[Dataset excerpt]
══════

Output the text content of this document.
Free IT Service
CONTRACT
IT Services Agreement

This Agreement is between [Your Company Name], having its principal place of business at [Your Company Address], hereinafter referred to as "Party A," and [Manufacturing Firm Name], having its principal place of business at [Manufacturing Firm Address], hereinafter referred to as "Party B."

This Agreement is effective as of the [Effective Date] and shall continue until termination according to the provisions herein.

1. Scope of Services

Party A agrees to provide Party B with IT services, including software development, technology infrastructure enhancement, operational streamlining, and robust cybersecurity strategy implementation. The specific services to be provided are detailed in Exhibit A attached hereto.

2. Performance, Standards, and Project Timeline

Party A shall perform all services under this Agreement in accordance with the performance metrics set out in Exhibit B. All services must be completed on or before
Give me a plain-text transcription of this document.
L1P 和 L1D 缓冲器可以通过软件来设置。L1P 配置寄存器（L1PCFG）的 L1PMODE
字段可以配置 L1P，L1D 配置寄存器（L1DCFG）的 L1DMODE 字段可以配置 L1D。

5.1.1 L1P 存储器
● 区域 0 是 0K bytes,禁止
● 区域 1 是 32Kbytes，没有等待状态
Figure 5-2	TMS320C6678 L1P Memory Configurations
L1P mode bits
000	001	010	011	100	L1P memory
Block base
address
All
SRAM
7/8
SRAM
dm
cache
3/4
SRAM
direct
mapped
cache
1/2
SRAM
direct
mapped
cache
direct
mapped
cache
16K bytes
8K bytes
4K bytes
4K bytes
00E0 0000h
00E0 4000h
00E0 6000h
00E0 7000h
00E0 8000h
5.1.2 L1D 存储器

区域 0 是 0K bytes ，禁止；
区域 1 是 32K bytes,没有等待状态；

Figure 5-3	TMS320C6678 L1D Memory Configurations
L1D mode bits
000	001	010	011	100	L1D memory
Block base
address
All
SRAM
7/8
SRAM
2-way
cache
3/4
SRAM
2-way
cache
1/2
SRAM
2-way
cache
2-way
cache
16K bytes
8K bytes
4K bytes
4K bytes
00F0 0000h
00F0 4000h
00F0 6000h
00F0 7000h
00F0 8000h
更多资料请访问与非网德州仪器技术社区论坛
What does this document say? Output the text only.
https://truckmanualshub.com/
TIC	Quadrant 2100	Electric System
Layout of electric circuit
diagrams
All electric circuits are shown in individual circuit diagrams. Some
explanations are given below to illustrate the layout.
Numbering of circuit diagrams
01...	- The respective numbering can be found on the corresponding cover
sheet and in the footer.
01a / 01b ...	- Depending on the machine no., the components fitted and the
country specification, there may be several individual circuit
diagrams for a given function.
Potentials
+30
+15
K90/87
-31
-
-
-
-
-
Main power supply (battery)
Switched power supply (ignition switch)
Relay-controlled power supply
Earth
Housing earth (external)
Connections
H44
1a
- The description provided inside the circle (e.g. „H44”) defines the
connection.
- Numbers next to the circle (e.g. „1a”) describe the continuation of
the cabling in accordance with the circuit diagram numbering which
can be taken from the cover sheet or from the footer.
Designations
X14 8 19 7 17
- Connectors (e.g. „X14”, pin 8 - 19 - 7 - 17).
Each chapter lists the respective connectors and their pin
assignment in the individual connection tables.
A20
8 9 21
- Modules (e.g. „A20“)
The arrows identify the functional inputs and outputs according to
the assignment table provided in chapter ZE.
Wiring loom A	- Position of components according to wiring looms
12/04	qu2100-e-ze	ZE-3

══════

# Task prompt:
Where a line of the material above holds the string "document", copy that line.

# Worked solution:
Output the text content of this document.
Give me a plain-text transcription of this document.
What does this document say? Output the text only.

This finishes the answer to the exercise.